* **Source document**:
• • • • • • •
Submission to CMS: A reliable path for final submission, validation, and issue resolution.
Darena’s MyMipsScore supports all categories, including CMS Qualified Registry submission. That means EHRs can offer comprehensive MIPS support without having to do heavy lifting themselves.
MVP support is not just another checkbox
MVPs are intended to be a simpler, more specialty-aligned way to report MIPS. However, EHRs should not mistake “more structured” for “easy to support.”
MVPs introduce new planning questions for providers:
Which MVP fits their specialty or clinical focus?
Which quality measures are available within that MVP?
Is the MVP path better than Traditional MIPS for their situation?
Does subgroup reporting apply?
Has registration been completed on time?
What workflow or data gaps need to be fixed before submission?
Provider organizations need guidance before they commit to a reporting path. They need help determining whether the available measures align with their data and workflows. They need to know if reporting MVP is practical for them before it’s too late.
For EHRs, MVP support is becoming a customer experience issue. If the MVP path fails late in the reporting year, the EHR will be pulled into the escalation. If measure mapping or data capture is incomplete, the issue will often appear to be an EHR problem.
The strongest strategy for EHRs is to provide customers with a smarter MIPS support layer that integrates with the EHR, rather than turning its product, engineering, and support teams into full-time MIPS experts. MyMipsScore can be that layer.
Certified infrastructure reduces the burden
Maintaining MIPS support is not only a reporting challenge. It also affects certification planning.
Darena Health has ONC-certified modules for the (c)(1) through (c)(4) clinical quality measure criteria. That gives EHRs a practical way to support certified quality measure capabilities without carrying the full ongoing burden of maintaining those criteria independently on their own CHPL listing.
• • • • • • •
* **Given entries**:
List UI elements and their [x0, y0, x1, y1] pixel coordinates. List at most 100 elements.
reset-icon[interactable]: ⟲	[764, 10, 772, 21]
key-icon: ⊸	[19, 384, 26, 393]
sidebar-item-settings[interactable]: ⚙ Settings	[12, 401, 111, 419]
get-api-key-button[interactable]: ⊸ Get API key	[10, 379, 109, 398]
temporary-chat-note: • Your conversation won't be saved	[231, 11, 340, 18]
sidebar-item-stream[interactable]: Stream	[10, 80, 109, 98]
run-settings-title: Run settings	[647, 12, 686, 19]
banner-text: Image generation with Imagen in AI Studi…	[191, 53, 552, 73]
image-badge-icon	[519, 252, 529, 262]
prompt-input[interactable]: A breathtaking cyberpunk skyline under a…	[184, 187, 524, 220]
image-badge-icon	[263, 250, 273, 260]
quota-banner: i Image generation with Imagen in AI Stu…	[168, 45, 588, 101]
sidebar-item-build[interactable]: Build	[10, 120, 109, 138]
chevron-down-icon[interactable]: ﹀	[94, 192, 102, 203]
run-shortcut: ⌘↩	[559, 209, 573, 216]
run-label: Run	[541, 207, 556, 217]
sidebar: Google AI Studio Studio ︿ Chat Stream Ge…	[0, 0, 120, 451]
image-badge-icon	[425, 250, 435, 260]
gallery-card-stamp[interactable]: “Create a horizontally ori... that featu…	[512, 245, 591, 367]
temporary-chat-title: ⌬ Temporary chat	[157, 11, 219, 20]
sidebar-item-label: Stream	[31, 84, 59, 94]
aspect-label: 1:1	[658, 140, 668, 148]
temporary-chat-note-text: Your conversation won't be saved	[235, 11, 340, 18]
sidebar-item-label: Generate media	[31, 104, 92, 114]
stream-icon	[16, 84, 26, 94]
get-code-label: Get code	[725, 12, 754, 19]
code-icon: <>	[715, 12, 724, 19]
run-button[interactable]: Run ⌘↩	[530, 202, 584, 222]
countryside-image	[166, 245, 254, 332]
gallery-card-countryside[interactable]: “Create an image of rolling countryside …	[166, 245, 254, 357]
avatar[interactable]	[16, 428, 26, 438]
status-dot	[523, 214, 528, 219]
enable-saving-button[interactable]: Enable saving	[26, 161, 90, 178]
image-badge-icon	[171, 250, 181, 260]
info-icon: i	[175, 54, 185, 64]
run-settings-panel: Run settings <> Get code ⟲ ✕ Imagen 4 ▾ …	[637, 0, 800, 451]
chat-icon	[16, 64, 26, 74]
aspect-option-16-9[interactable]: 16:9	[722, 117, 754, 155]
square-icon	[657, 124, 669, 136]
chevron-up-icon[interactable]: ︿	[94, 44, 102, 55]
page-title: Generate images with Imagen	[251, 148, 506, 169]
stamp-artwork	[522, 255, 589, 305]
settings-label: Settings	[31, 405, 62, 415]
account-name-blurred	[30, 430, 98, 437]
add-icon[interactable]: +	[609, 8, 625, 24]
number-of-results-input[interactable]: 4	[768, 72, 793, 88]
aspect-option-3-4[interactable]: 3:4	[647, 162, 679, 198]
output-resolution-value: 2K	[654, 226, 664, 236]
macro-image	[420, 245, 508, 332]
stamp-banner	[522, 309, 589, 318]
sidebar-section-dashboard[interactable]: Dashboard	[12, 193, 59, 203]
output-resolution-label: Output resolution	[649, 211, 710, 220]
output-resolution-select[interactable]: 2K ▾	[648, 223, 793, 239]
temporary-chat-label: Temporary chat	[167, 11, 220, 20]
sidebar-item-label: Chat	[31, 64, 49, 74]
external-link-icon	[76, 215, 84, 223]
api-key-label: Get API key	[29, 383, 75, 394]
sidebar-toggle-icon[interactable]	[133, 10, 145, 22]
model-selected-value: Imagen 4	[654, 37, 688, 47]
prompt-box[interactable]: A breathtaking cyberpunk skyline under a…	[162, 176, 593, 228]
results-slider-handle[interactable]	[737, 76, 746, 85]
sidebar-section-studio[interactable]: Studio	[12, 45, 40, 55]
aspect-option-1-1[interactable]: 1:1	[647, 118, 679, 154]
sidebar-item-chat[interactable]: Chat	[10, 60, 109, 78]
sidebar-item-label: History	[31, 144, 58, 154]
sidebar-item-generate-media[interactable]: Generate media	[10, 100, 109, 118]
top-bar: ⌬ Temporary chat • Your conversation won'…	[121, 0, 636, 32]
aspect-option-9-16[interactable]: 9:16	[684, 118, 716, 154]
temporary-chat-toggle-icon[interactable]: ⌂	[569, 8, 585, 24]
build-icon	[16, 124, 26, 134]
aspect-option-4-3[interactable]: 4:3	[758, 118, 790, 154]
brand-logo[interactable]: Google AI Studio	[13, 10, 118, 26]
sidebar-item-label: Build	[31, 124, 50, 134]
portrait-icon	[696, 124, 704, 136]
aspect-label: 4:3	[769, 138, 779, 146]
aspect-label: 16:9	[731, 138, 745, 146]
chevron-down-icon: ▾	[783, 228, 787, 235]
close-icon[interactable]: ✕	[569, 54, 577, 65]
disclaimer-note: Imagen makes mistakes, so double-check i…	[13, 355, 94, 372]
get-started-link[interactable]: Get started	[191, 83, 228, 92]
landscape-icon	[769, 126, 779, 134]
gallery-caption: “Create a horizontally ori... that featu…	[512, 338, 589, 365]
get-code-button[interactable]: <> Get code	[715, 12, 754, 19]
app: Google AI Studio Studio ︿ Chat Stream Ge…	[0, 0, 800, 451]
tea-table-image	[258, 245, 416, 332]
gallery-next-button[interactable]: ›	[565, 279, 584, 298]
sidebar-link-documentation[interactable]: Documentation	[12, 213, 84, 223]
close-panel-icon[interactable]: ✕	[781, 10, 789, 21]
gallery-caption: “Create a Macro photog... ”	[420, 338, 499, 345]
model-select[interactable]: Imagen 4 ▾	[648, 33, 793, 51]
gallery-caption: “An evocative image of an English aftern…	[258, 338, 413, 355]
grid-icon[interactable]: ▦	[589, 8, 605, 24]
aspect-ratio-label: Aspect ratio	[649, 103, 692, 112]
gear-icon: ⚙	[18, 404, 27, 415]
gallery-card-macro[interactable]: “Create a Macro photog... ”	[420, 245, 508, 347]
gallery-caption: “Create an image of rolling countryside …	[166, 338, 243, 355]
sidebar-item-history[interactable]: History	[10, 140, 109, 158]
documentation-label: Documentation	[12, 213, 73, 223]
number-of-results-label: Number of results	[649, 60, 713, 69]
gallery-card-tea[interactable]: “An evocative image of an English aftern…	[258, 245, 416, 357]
• • • • • • •
* **What to work on**:
[A] List the planning questions that the text on MIPS support says MVPs introduce for providers.
[B] According to the text on MIPS support, which clinical quality measure criteria do Darena Health's ONC-certified modules cover?

* **Exercise answers**:
[A]
- Which MVP fits their specialty or clinical focus?
- Which quality measures are available within that MVP?
- Is the MVP path better than Traditional MIPS for their situation?
- Does subgroup reporting apply?
- Has registration been completed on time?
- What workflow or data gaps need to be fixed before submission?

[B] The (c)(1) through (c)(4) clinical quality measure criteria.